• The data
+===+
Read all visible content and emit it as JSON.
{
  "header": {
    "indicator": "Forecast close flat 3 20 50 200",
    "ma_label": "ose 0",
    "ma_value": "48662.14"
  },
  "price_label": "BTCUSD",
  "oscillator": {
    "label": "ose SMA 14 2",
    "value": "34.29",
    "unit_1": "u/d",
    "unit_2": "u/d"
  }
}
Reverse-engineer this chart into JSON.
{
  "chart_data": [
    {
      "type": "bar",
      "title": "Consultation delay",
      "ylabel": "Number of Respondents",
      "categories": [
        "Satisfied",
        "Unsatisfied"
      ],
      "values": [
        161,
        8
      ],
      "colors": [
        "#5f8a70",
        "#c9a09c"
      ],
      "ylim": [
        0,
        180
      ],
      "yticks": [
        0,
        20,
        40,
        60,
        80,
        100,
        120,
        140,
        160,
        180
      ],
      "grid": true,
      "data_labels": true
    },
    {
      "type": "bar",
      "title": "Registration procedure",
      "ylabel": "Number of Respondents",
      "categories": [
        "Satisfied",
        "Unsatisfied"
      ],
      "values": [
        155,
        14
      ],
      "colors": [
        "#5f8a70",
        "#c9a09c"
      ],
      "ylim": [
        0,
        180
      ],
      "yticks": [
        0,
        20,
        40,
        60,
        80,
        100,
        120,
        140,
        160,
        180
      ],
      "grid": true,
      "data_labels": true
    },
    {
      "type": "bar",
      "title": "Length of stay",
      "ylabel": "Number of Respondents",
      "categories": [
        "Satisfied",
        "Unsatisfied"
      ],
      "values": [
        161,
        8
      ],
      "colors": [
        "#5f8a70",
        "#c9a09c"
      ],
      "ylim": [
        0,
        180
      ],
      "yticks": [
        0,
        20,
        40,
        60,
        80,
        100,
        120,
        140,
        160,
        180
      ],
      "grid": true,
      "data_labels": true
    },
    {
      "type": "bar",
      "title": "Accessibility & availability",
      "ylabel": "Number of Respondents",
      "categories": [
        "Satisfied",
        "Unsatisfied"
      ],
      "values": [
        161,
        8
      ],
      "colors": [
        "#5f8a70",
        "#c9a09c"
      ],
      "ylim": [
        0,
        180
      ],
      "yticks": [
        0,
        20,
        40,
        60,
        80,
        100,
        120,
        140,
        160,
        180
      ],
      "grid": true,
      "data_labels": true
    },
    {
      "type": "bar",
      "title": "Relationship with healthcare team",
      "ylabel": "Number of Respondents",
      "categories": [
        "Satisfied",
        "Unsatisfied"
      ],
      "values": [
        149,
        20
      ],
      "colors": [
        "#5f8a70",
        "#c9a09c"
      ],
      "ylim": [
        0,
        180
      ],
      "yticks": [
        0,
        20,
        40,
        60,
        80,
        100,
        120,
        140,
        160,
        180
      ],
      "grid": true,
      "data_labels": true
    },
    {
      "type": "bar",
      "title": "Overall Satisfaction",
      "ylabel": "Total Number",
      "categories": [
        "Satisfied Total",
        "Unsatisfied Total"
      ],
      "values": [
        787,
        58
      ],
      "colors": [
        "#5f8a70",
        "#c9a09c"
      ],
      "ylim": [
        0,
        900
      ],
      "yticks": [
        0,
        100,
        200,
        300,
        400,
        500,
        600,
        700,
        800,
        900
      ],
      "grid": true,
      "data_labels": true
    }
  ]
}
+===+
• Exercise prompt
Locate the lines above that hold the word "JSON". Show every one of them.

• Result of this task
Read all visible content and emit it as JSON.
Reverse-engineer this chart into JSON.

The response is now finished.